Check each line of the records below and collect those that include the word "this".

Dataset entries:
--------------------

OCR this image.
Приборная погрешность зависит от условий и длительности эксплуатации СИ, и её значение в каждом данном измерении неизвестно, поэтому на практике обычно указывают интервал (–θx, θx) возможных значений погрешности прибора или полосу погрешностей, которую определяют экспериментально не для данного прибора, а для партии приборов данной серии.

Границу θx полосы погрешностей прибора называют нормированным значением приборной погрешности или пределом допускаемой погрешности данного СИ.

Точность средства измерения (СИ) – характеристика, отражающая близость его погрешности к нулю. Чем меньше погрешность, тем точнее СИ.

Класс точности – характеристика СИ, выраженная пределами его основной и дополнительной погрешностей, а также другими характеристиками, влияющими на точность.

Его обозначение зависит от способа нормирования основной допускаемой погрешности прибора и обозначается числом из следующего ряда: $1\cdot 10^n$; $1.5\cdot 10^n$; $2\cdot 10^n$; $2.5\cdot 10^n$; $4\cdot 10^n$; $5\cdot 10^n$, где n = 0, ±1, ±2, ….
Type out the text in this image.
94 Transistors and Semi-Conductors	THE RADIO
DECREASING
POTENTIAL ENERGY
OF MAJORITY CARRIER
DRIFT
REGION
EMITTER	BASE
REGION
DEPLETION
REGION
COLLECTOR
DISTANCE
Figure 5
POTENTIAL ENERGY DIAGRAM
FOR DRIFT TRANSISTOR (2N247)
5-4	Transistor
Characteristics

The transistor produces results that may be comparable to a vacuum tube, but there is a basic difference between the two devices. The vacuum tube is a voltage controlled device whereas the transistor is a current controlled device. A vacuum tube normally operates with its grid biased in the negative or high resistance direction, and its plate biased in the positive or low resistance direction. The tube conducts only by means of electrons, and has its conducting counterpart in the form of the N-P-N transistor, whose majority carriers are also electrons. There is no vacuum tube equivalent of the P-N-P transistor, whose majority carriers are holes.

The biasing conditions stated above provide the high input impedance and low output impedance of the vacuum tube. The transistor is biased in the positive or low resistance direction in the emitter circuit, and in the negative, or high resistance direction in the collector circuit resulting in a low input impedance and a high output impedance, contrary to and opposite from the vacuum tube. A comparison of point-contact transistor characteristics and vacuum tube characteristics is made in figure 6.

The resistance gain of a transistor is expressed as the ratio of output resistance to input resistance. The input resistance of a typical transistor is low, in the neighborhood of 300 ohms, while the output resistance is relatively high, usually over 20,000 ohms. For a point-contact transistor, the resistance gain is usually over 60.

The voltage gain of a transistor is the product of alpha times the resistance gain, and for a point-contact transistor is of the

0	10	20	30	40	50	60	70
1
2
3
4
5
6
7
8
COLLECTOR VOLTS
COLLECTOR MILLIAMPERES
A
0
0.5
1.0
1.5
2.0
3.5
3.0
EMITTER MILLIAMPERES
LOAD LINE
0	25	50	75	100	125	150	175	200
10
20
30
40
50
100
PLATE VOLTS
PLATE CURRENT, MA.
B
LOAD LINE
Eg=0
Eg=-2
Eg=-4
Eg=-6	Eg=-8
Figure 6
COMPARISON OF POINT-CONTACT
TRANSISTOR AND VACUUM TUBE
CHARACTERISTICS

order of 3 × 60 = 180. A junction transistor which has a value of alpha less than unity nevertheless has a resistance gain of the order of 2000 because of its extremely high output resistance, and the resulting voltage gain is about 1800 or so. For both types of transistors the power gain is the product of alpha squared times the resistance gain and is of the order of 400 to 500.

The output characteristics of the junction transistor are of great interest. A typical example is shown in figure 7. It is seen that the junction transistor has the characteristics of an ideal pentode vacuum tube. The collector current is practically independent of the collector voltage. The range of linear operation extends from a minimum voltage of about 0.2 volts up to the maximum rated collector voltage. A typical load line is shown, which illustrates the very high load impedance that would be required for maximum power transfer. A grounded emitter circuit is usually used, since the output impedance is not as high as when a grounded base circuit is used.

--------------------

* [The completed task]:
OCR this image.
Type out the text in this image.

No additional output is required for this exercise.